[Task inputs]
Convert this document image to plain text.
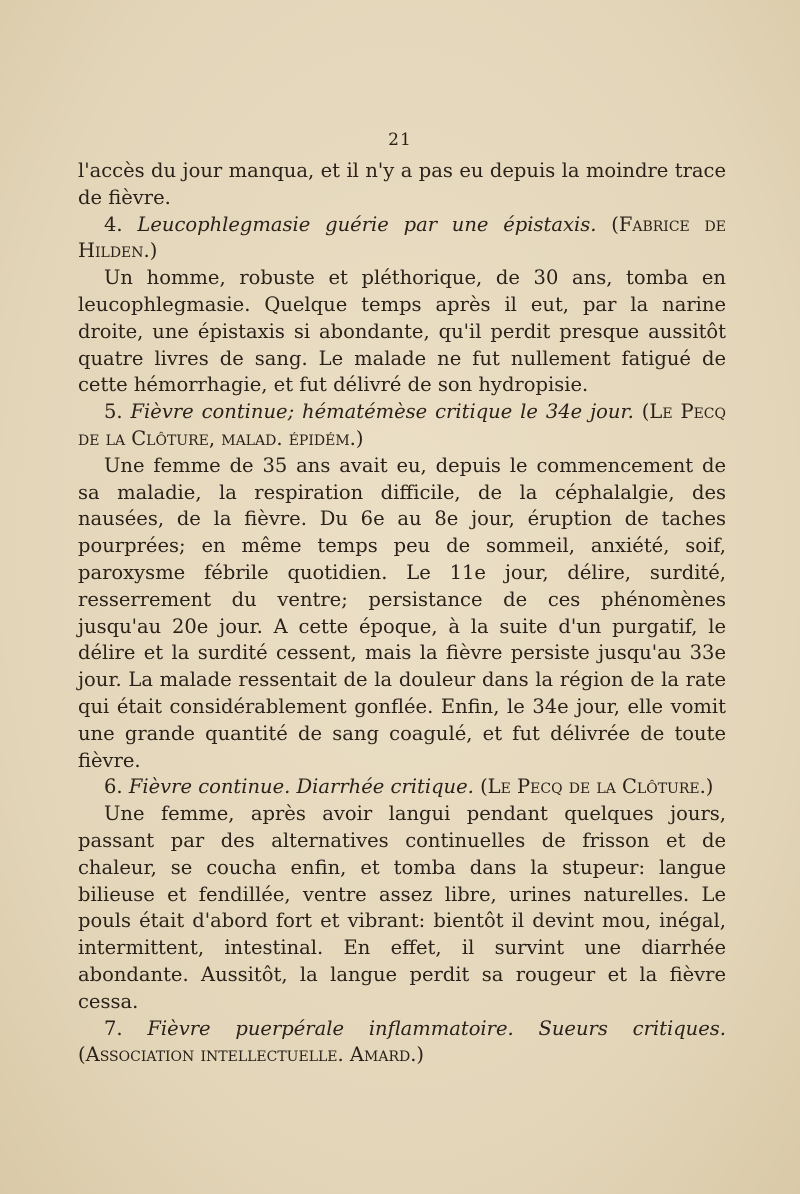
21

l'accès du jour manqua, et il n'y a pas eu depuis la moindre trace de fièvre.

4. Leucophlegmasie guérie par une épistaxis. (Fabrice de Hilden.)

Un homme, robuste et pléthorique, de 30 ans, tomba en leucophlegmasie. Quelque temps après il eut, par la narine droite, une épistaxis si abondante, qu'il perdit presque aussitôt quatre livres de sang. Le malade ne fut nullement fatigué de cette hémorrhagie, et fut délivré de son hydropisie.

5. Fièvre continue; hématémèse critique le 34e jour. (Le Pecq de la Clôture, malad. épidém.)

Une femme de 35 ans avait eu, depuis le commencement de sa maladie, la respiration difficile, de la céphalalgie, des nausées, de la fièvre. Du 6e au 8e jour, éruption de taches pourprées; en même temps peu de sommeil, anxiété, soif, paroxysme fébrile quotidien. Le 11e jour, délire, surdité, resserrement du ventre; persistance de ces phénomènes jusqu'au 20e jour. A cette époque, à la suite d'un purgatif, le délire et la surdité cessent, mais la fièvre persiste jusqu'au 33e jour. La malade ressentait de la douleur dans la région de la rate qui était considérablement gonflée. Enfin, le 34e jour, elle vomit une grande quantité de sang coagulé, et fut délivrée de toute fièvre.

6. Fièvre continue. Diarrhée critique. (Le Pecq de la Clôture.)

Une femme, après avoir langui pendant quelques jours, passant par des alternatives continuelles de frisson et de chaleur, se coucha enfin, et tomba dans la stupeur: langue bilieuse et fendillée, ventre assez libre, urines naturelles. Le pouls était d'abord fort et vibrant: bientôt il devint mou, inégal, intermittent, intestinal. En effet, il survint une diarrhée abondante. Aussitôt, la langue perdit sa rougeur et la fièvre cessa.

7. Fièvre puerpérale inflammatoire. Sueurs critiques. (Association intellectuelle. Amard.)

[Aim of the task] Using the listing, copy every line where the word "perdit" shows up.

[Exercise solution]
Un homme, robuste et pléthorique, de 30 ans, tomba en leucophlegmasie. Quelque temps après il eut, par la narine droite, une épistaxis si abondante, qu'il perdit presque aussitôt quatre livres de sang. Le malade ne fut nullement fatigué de cette hémorrhagie, et fut délivré de son hydropisie.
Une femme, après avoir langui pendant quelques jours, passant par des alternatives continuelles de frisson et de chaleur, se coucha enfin, et tomba dans la stupeur: langue bilieuse et fendillée, ventre assez libre, urines naturelles. Le pouls était d'abord fort et vibrant: bientôt il devint mou, inégal, intermittent, intestinal. En effet, il survint une diarrhée abondante. Aussitôt, la langue perdit sa rougeur et la fièvre cessa.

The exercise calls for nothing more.